GIVEN PROBLEM: Return each line from the entries below that contains the string "elements".

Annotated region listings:
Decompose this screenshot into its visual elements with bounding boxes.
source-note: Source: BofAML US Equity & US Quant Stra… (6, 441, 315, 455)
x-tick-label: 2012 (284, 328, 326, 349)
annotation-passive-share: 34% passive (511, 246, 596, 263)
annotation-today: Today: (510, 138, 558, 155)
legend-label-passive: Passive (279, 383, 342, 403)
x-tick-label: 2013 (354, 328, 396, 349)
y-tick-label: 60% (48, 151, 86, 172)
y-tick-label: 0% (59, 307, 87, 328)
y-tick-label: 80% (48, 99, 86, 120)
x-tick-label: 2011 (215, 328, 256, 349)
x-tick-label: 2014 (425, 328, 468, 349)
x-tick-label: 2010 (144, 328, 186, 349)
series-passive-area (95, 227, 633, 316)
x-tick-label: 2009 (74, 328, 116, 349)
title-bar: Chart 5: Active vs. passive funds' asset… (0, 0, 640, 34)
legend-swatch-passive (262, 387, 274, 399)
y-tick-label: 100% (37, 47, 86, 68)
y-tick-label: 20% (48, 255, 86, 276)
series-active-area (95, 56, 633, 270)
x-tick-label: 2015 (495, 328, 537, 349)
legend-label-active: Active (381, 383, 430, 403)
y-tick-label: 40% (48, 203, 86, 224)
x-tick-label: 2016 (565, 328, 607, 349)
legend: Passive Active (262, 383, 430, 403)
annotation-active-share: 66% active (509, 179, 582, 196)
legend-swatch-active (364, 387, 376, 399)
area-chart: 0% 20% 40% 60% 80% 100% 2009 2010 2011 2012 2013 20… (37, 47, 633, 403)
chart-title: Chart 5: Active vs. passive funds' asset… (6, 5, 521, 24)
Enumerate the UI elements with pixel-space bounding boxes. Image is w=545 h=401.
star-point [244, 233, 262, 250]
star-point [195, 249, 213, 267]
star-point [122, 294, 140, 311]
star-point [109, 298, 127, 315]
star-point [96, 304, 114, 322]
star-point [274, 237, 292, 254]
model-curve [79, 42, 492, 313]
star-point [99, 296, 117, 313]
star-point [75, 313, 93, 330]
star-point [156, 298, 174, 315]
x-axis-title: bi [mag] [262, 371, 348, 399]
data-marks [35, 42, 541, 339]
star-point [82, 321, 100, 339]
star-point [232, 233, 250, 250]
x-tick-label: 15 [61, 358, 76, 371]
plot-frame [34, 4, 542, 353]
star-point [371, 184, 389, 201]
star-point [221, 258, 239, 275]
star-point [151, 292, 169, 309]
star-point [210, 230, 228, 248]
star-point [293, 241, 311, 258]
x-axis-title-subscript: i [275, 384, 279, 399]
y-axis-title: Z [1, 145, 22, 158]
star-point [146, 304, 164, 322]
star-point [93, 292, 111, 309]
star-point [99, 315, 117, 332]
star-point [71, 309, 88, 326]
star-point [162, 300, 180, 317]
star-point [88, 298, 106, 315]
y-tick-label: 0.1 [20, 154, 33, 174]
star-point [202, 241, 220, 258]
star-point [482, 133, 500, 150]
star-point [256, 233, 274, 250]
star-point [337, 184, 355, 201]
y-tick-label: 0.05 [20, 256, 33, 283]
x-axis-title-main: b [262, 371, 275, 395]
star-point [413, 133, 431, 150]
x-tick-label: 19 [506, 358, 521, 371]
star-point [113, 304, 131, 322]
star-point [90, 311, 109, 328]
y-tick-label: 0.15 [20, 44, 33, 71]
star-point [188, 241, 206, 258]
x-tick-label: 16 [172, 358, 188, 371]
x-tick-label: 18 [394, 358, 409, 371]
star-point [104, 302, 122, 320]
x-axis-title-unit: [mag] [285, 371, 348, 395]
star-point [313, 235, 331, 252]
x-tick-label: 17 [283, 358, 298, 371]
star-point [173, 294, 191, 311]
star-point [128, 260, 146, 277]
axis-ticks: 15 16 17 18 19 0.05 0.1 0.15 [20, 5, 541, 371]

CORRECT ANSWER:
Decompose this screenshot into its visual elements with bounding boxes.
Enumerate the UI elements with pixel-space bounding boxes. Image is w=545 h=401.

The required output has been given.